#### [Source data]
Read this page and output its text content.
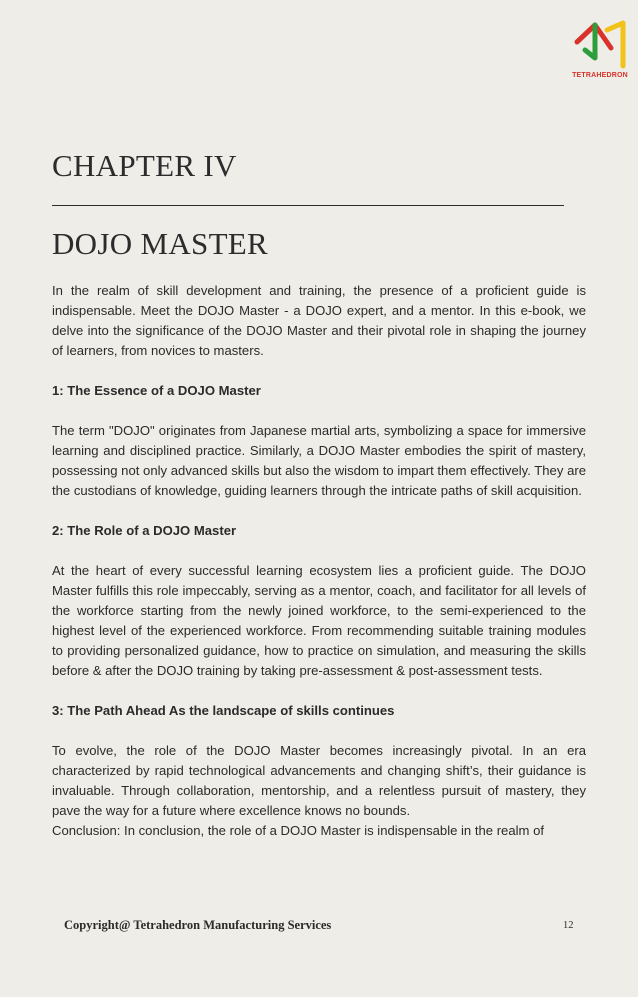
TETRAHEDRON
CHAPTER IV
DOJO MASTER

In the realm of skill development and training, the presence of a proficient guide is indispensable. Meet the DOJO Master - a DOJO expert, and a mentor. In this e-book, we delve into the significance of the DOJO Master and their pivotal role in shaping the journey of learners, from novices to masters.

1: The Essence of a DOJO Master

The term "DOJO" originates from Japanese martial arts, symbolizing a space for immersive learning and disciplined practice. Similarly, a DOJO Master embodies the spirit of mastery, possessing not only advanced skills but also the wisdom to impart them effectively. They are the custodians of knowledge, guiding learners through the intricate paths of skill acquisition.

2: The Role of a DOJO Master

At the heart of every successful learning ecosystem lies a proficient guide. The DOJO Master fulfills this role impeccably, serving as a mentor, coach, and facilitator for all levels of the workforce starting from the newly joined workforce, to the semi-experienced to the highest level of the experienced workforce. From recommending suitable training modules to providing personalized guidance, how to practice on simulation, and measuring the skills before & after the DOJO training by taking pre-assessment & post-assessment tests.

3: The Path Ahead As the landscape of skills continues

To evolve, the role of the DOJO Master becomes increasingly pivotal. In an era characterized by rapid technological advancements and changing shift’s, their guidance is invaluable. Through collaboration, mentorship, and a relentless pursuit of mastery, they pave the way for a future where excellence knows no bounds.

Conclusion: In conclusion, the role of a DOJO Master is indispensable in the realm of

Copyright@ Tetrahedron Manufacturing Services	12
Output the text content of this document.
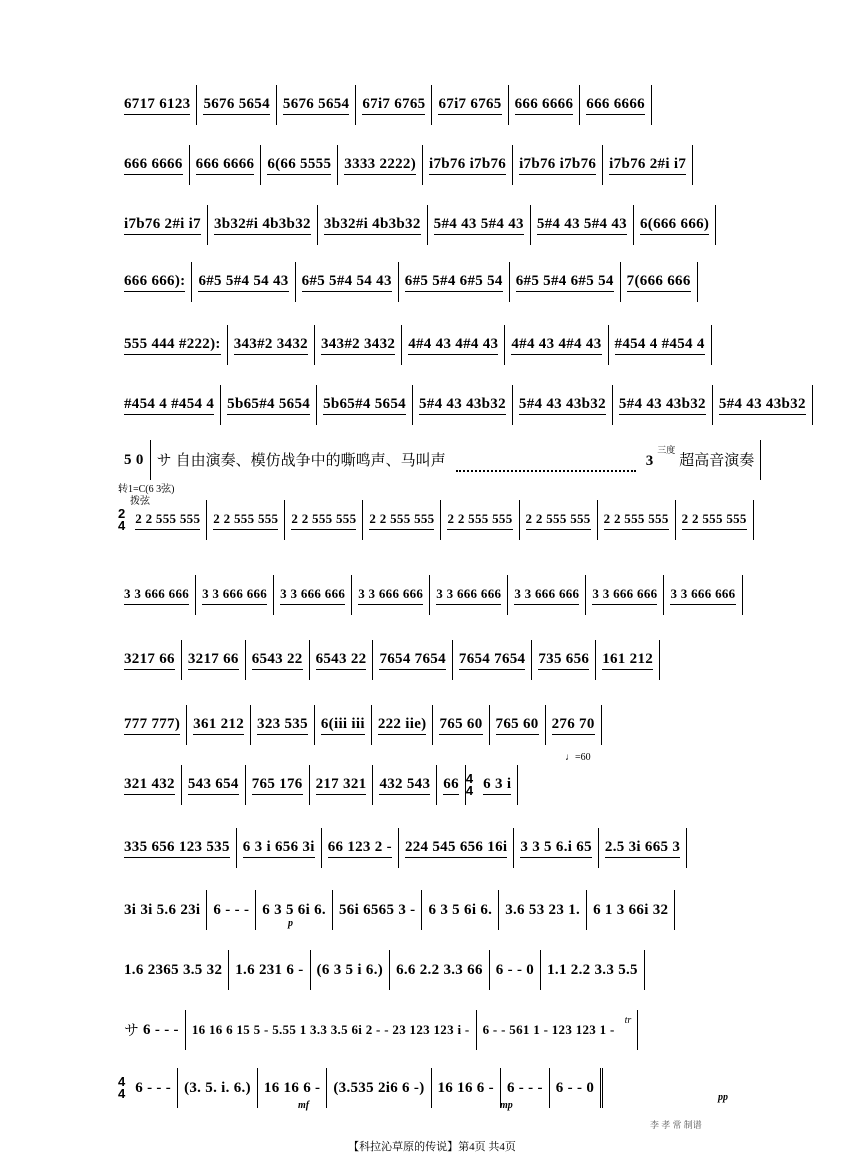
6717 6123 5676 5654 5676 5654 67i7 6765 67i7 6765 666 6666 666 6666
666 6666 666 6666 6(66 5555 3333 2222) i7b76 i7b76 i7b76 i7b76 i7b76 2#i i7
i7b76 2#i i7 3b32#i 4b3b32 3b32#i 4b3b32 5#4 43 5#4 43 5#4 43 5#4 43 6(666 666)
666 666): 6#5 5#4 54 43 6#5 5#4 54 43 6#5 5#4 6#5 54 6#5 5#4 6#5 54 7(666 666
555 444 #222): 343#2 3432 343#2 3432 4#4 43 4#4 43 4#4 43 4#4 43 #454 4 #454 4
#454 4 #454 4 5b65#4 5654 5b65#4 5654 5#4 43 43b32 5#4 43 43b32 5#4 43 43b32 5#4 43 43b32
5 0 サ 自由演奏、模仿战争中的嘶鸣声、马叫声	3
三度
超高音演奏
转1=C(6 3弦)
拨弦
2
4 2 2 555 555 2 2 555 555 2 2 555 555 2 2 555 555 2 2 555 555 2 2 555 555 2 2 555 555 2 2 555 555
3 3 666 666 3 3 666 666 3 3 666 666 3 3 666 666 3 3 666 666 3 3 666 666 3 3 666 666 3 3 666 666
3217 66 3217 66 6543 22 6543 22 7654 7654 7654 7654 735 656 161 212
777 777) 361 212 323 535 6(iii iii 222 iie) 765 60 765 60 276 70
321 432 543 654 765 176 217 321 432 543 66 4
4 6 3 i
♩=60
335 656 123 535 6 3 i 656 3i 66 123 2 - 224 545 656 16i 3 3 5 6.i 65 2.5 3i 665 3
3i 3i 5.6 23i 6 - - - 6 3 5 6i 6. 56i 6565 3 - 6 3 5 6i 6. 3.6 53 23 1. 6 1 3 66i 32
p
1.6 2365 3.5 32 1.6 231 6 - (6 3 5 i 6.) 6.6 2.2 3.3 66 6 - - 0 1.1 2.2 3.3 5.5
サ 6 - - - 16 16 6 15 5 - 5.55 1 3.3 3.5 6i 2 - - 23 123 123 i - 6 - - 561 1 - 123 123 1 -
tr
4
4 6 - - - (3. 5. i. 6.) 16 16 6 - (3.535 2i6 6 -) 16 16 6 - 6 - - - 6 - - 0
mf	mp
pp
李 孝 常 制谱
【科拉沁草原的传说】第4页 共4页
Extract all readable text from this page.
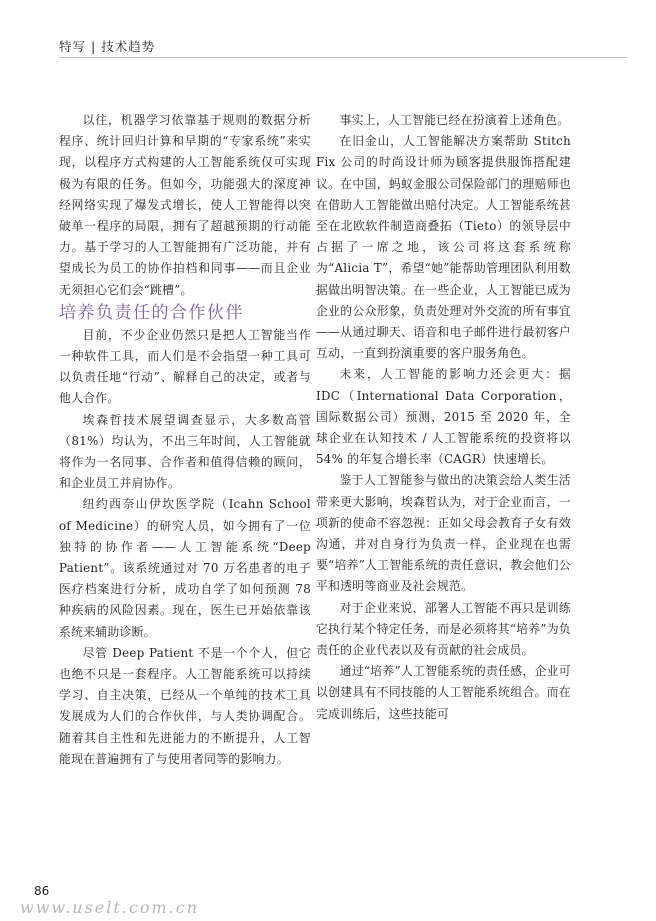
特写 | 技术趋势

以往，机器学习依靠基于规则的数据分析程序、统计回归计算和早期的“专家系统”来实现，以程序方式构建的人工智能系统仅可实现极为有限的任务。但如今，功能强大的深度神经网络实现了爆发式增长，使人工智能得以突破单一程序的局限，拥有了超越预期的行动能力。基于学习的人工智能拥有广泛功能，并有望成长为员工的协作拍档和同事——而且企业无须担心它们会“跳槽”。

培养负责任的合作伙伴

目前，不少企业仍然只是把人工智能当作一种软件工具，而人们是不会指望一种工具可以负责任地“行动”、解释自己的决定，或者与他人合作。

埃森哲技术展望调查显示，大多数高管（81%）均认为，不出三年时间，人工智能就将作为一名同事、合作者和值得信赖的顾问，和企业员工并肩协作。

纽约西奈山伊坎医学院（Icahn School of Medicine）的研究人员，如今拥有了一位独特的协作者——人工智能系统“Deep Patient”。该系统通过对 70 万名患者的电子医疗档案进行分析，成功自学了如何预测 78 种疾病的风险因素。现在，医生已开始依靠该系统来辅助诊断。

尽管 Deep Patient 不是一个个人，但它也绝不只是一套程序。人工智能系统可以持续学习、自主决策，已经从一个单纯的技术工具发展成为人们的合作伙伴，与人类协调配合。随着其自主性和先进能力的不断提升，人工智能现在普遍拥有了与使用者同等的影响力。

事实上，人工智能已经在扮演着上述角色。

在旧金山，人工智能解决方案帮助 Stitch Fix 公司的时尚设计师为顾客提供服饰搭配建议。在中国，蚂蚁金服公司保险部门的理赔师也在借助人工智能做出赔付决定。人工智能系统甚至在北欧软件制造商叠拓（Tieto）的领导层中占据了一席之地，该公司将这套系统称为“Alicia T”，希望“她”能帮助管理团队利用数据做出明智决策。在一些企业，人工智能已成为企业的公众形象，负责处理对外交流的所有事宜——从通过聊天、语音和电子邮件进行最初客户互动，一直到扮演重要的客户服务角色。

未来，人工智能的影响力还会更大：据 IDC（International Data Corporation，国际数据公司）预测，2015 至 2020 年，全球企业在认知技术 / 人工智能系统的投资将以 54% 的年复合增长率（CAGR）快速增长。

鉴于人工智能参与做出的决策会给人类生活带来更大影响，埃森哲认为，对于企业而言，一项新的使命不容忽视：正如父母会教育子女有效沟通，并对自身行为负责一样，企业现在也需要“培养”人工智能系统的责任意识，教会他们公平和透明等商业及社会规范。

对于企业来说，部署人工智能不再只是训练它执行某个特定任务，而是必须将其“培养”为负责任的企业代表以及有贡献的社会成员。

通过“培养”人工智能系统的责任感，企业可以创建具有不同技能的人工智能系统组合。而在完成训练后，这些技能可

86
www.uselt.com.cn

#### [Task prompt]
Transcribe all of the material exactly, leaving out whatever pictures it contains.

#### [Output for this exercise]
Read this page and output its text content.
TETRAHEDRON
CHAPTER IV
DOJO MASTER

In the realm of skill development and training, the presence of a proficient guide is indispensable. Meet the DOJO Master - a DOJO expert, and a mentor. In this e-book, we delve into the significance of the DOJO Master and their pivotal role in shaping the journey of learners, from novices to masters.

1: The Essence of a DOJO Master

The term "DOJO" originates from Japanese martial arts, symbolizing a space for immersive learning and disciplined practice. Similarly, a DOJO Master embodies the spirit of mastery, possessing not only advanced skills but also the wisdom to impart them effectively. They are the custodians of knowledge, guiding learners through the intricate paths of skill acquisition.

2: The Role of a DOJO Master

At the heart of every successful learning ecosystem lies a proficient guide. The DOJO Master fulfills this role impeccably, serving as a mentor, coach, and facilitator for all levels of the workforce starting from the newly joined workforce, to the semi-experienced to the highest level of the experienced workforce. From recommending suitable training modules to providing personalized guidance, how to practice on simulation, and measuring the skills before & after the DOJO training by taking pre-assessment & post-assessment tests.

3: The Path Ahead As the landscape of skills continues

To evolve, the role of the DOJO Master becomes increasingly pivotal. In an era characterized by rapid technological advancements and changing shift’s, their guidance is invaluable. Through collaboration, mentorship, and a relentless pursuit of mastery, they pave the way for a future where excellence knows no bounds.

Conclusion: In conclusion, the role of a DOJO Master is indispensable in the realm of

Copyright@ Tetrahedron Manufacturing Services	12
Output the text content of this document.
6717 6123 5676 5654 5676 5654 67i7 6765 67i7 6765 666 6666 666 6666
666 6666 666 6666 6(66 5555 3333 2222) i7b76 i7b76 i7b76 i7b76 i7b76 2#i i7
i7b76 2#i i7 3b32#i 4b3b32 3b32#i 4b3b32 5#4 43 5#4 43 5#4 43 5#4 43 6(666 666)
666 666): 6#5 5#4 54 43 6#5 5#4 54 43 6#5 5#4 6#5 54 6#5 5#4 6#5 54 7(666 666
555 444 #222): 343#2 3432 343#2 3432 4#4 43 4#4 43 4#4 43 4#4 43 #454 4 #454 4
#454 4 #454 4 5b65#4 5654 5b65#4 5654 5#4 43 43b32 5#4 43 43b32 5#4 43 43b32 5#4 43 43b32
5 0 サ 自由演奏、模仿战争中的嘶鸣声、马叫声	3
三度
超高音演奏
转1=C(6 3弦)
拨弦
2
4 2 2 555 555 2 2 555 555 2 2 555 555 2 2 555 555 2 2 555 555 2 2 555 555 2 2 555 555 2 2 555 555
3 3 666 666 3 3 666 666 3 3 666 666 3 3 666 666 3 3 666 666 3 3 666 666 3 3 666 666 3 3 666 666
3217 66 3217 66 6543 22 6543 22 7654 7654 7654 7654 735 656 161 212
777 777) 361 212 323 535 6(iii iii 222 iie) 765 60 765 60 276 70
321 432 543 654 765 176 217 321 432 543 66 4
4 6 3 i
♩=60
335 656 123 535 6 3 i 656 3i 66 123 2 - 224 545 656 16i 3 3 5 6.i 65 2.5 3i 665 3
3i 3i 5.6 23i 6 - - - 6 3 5 6i 6. 56i 6565 3 - 6 3 5 6i 6. 3.6 53 23 1. 6 1 3 66i 32
p
1.6 2365 3.5 32 1.6 231 6 - (6 3 5 i 6.) 6.6 2.2 3.3 66 6 - - 0 1.1 2.2 3.3 5.5
サ 6 - - - 16 16 6 15 5 - 5.55 1 3.3 3.5 6i 2 - - 23 123 123 i - 6 - - 561 1 - 123 123 1 -
tr
4
4 6 - - - (3. 5. i. 6.) 16 16 6 - (3.535 2i6 6 -) 16 16 6 - 6 - - - 6 - - 0
mf	mp
pp
李 孝 常 制谱
【科拉沁草原的传说】第4页 共4页
Extract all readable text from this page.
特写 | 技术趋势

以往，机器学习依靠基于规则的数据分析程序、统计回归计算和早期的“专家系统”来实现，以程序方式构建的人工智能系统仅可实现极为有限的任务。但如今，功能强大的深度神经网络实现了爆发式增长，使人工智能得以突破单一程序的局限，拥有了超越预期的行动能力。基于学习的人工智能拥有广泛功能，并有望成长为员工的协作拍档和同事——而且企业无须担心它们会“跳槽”。

培养负责任的合作伙伴

目前，不少企业仍然只是把人工智能当作一种软件工具，而人们是不会指望一种工具可以负责任地“行动”、解释自己的决定，或者与他人合作。

埃森哲技术展望调查显示，大多数高管（81%）均认为，不出三年时间，人工智能就将作为一名同事、合作者和值得信赖的顾问，和企业员工并肩协作。

纽约西奈山伊坎医学院（Icahn School of Medicine）的研究人员，如今拥有了一位独特的协作者——人工智能系统“Deep Patient”。该系统通过对 70 万名患者的电子医疗档案进行分析，成功自学了如何预测 78 种疾病的风险因素。现在，医生已开始依靠该系统来辅助诊断。

尽管 Deep Patient 不是一个个人，但它也绝不只是一套程序。人工智能系统可以持续学习、自主决策，已经从一个单纯的技术工具发展成为人们的合作伙伴，与人类协调配合。随着其自主性和先进能力的不断提升，人工智能现在普遍拥有了与使用者同等的影响力。

事实上，人工智能已经在扮演着上述角色。

在旧金山，人工智能解决方案帮助 Stitch Fix 公司的时尚设计师为顾客提供服饰搭配建议。在中国，蚂蚁金服公司保险部门的理赔师也在借助人工智能做出赔付决定。人工智能系统甚至在北欧软件制造商叠拓（Tieto）的领导层中占据了一席之地，该公司将这套系统称为“Alicia T”，希望“她”能帮助管理团队利用数据做出明智决策。在一些企业，人工智能已成为企业的公众形象，负责处理对外交流的所有事宜——从通过聊天、语音和电子邮件进行最初客户互动，一直到扮演重要的客户服务角色。

未来，人工智能的影响力还会更大：据 IDC（International Data Corporation，国际数据公司）预测，2015 至 2020 年，全球企业在认知技术 / 人工智能系统的投资将以 54% 的年复合增长率（CAGR）快速增长。

鉴于人工智能参与做出的决策会给人类生活带来更大影响，埃森哲认为，对于企业而言，一项新的使命不容忽视：正如父母会教育子女有效沟通，并对自身行为负责一样，企业现在也需要“培养”人工智能系统的责任意识，教会他们公平和透明等商业及社会规范。

对于企业来说，部署人工智能不再只是训练它执行某个特定任务，而是必须将其“培养”为负责任的企业代表以及有贡献的社会成员。

通过“培养”人工智能系统的责任感，企业可以创建具有不同技能的人工智能系统组合。而在完成训练后，这些技能可

86
www.uselt.com.cn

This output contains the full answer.